**SET PROBLEM:** Gather, from the listing beneath this task, every line holding the string "name".

-- START OF DATA IN THIS EXERCISE --

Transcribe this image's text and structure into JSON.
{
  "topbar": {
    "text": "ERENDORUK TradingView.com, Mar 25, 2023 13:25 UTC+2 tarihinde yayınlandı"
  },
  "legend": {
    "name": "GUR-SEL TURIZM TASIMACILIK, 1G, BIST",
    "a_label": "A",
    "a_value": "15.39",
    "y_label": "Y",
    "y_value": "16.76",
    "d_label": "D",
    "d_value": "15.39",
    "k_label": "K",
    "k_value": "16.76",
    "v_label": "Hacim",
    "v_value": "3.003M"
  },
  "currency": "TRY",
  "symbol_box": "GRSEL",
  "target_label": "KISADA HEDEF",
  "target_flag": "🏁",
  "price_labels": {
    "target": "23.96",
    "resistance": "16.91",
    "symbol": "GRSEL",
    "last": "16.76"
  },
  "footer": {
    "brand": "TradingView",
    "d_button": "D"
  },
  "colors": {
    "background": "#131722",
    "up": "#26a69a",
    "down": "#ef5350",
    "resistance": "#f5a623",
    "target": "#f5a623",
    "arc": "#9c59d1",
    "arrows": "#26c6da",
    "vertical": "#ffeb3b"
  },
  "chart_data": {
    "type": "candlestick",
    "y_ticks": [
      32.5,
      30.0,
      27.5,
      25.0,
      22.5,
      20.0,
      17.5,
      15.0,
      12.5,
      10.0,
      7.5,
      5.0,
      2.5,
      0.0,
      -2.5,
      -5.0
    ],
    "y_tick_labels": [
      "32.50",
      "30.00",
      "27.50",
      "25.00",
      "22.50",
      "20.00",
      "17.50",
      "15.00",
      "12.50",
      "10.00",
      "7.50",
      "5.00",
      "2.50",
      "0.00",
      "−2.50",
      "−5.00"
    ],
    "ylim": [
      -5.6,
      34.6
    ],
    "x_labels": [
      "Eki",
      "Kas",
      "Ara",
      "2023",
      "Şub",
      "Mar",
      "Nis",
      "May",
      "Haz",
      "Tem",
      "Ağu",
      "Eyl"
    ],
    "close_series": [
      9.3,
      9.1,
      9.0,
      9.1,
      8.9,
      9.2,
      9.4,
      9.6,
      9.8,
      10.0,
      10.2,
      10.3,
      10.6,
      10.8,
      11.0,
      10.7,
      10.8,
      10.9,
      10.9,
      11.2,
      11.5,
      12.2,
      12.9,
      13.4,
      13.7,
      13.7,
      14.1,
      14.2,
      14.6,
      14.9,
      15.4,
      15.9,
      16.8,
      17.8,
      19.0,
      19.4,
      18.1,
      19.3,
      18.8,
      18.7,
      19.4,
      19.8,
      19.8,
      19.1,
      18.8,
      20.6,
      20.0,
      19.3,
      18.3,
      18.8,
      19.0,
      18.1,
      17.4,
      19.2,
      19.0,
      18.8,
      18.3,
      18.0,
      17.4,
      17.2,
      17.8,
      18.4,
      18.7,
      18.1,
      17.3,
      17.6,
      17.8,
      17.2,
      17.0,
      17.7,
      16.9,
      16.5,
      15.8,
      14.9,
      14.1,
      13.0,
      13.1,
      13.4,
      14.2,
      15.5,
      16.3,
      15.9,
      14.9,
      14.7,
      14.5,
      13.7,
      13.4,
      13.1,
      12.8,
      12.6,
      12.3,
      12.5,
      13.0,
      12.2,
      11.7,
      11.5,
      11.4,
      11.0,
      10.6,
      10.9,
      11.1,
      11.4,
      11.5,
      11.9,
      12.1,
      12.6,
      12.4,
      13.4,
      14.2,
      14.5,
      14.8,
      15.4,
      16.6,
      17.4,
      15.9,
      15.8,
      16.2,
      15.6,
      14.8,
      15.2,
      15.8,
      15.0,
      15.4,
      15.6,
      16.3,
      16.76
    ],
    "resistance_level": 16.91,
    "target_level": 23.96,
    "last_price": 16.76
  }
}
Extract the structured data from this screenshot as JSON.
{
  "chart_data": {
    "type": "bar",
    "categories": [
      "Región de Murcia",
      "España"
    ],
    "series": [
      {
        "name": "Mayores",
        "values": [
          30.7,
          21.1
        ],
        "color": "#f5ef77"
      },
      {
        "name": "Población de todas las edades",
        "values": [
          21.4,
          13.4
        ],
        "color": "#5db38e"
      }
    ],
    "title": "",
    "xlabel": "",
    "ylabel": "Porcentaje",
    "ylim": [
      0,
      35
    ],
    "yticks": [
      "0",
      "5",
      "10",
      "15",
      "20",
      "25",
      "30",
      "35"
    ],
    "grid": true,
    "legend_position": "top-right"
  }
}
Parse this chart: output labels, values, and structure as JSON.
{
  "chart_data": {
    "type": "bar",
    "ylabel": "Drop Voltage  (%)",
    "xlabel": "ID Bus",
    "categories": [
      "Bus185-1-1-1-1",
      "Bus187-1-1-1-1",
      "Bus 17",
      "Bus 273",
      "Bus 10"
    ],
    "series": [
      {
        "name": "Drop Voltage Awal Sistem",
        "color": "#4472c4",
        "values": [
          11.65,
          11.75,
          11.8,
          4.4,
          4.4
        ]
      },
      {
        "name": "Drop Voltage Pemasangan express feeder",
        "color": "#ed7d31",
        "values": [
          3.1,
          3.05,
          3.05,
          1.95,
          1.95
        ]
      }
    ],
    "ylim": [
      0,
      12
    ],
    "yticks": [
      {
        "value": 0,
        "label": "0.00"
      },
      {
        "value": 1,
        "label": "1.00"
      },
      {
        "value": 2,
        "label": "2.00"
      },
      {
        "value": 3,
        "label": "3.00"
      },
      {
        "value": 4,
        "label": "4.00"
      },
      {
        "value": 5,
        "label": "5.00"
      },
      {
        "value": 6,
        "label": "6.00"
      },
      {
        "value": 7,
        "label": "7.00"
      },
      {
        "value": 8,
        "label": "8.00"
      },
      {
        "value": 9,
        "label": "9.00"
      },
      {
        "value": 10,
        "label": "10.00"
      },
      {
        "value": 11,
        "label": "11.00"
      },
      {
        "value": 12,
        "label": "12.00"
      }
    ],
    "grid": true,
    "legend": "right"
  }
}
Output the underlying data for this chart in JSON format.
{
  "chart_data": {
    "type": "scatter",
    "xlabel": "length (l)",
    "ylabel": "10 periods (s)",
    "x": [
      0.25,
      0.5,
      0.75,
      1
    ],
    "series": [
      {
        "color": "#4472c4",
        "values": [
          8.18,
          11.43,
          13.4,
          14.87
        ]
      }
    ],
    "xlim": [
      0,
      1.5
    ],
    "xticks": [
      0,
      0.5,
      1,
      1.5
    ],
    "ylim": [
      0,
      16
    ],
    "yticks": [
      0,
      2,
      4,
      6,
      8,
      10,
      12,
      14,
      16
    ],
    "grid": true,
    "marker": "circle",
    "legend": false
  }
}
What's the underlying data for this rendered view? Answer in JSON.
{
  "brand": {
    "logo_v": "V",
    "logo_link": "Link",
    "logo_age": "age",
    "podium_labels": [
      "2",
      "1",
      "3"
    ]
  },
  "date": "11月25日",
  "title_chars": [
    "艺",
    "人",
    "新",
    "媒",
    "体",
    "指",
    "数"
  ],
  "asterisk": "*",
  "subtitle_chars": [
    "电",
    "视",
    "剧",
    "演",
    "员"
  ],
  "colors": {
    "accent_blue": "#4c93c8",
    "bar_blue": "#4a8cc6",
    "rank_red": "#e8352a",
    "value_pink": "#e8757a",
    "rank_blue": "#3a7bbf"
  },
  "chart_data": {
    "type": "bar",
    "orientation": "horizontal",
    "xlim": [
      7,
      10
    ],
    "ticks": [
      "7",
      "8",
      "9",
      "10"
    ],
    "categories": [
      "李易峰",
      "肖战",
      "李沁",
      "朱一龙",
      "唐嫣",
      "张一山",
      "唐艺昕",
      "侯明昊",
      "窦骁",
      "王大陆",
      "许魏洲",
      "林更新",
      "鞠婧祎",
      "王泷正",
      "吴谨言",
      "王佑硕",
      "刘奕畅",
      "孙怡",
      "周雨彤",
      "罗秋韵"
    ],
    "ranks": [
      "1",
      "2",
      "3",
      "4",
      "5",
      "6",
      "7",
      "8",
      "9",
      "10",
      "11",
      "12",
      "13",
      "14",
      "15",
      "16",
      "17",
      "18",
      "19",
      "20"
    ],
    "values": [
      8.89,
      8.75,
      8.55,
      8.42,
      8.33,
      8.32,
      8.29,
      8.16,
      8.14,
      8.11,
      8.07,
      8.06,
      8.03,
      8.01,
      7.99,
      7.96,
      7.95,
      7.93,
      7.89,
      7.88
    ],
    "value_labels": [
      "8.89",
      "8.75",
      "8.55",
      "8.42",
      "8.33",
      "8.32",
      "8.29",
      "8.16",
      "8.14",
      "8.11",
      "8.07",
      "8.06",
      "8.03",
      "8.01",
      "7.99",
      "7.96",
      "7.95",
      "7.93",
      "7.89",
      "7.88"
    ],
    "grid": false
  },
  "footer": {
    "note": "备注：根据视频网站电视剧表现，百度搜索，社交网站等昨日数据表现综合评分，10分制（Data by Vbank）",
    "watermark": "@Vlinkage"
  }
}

-- END OF DATA IN THIS EXERCISE --

**WRITTEN RESPONSE:**
    "name": "GUR-SEL TURIZM TASIMACILIK, 1G, BIST",
        "name": "Mayores",
        "name": "Población de todas las edades",
        "name": "Drop Voltage Awal Sistem",
        "name": "Drop Voltage Pemasangan express feeder",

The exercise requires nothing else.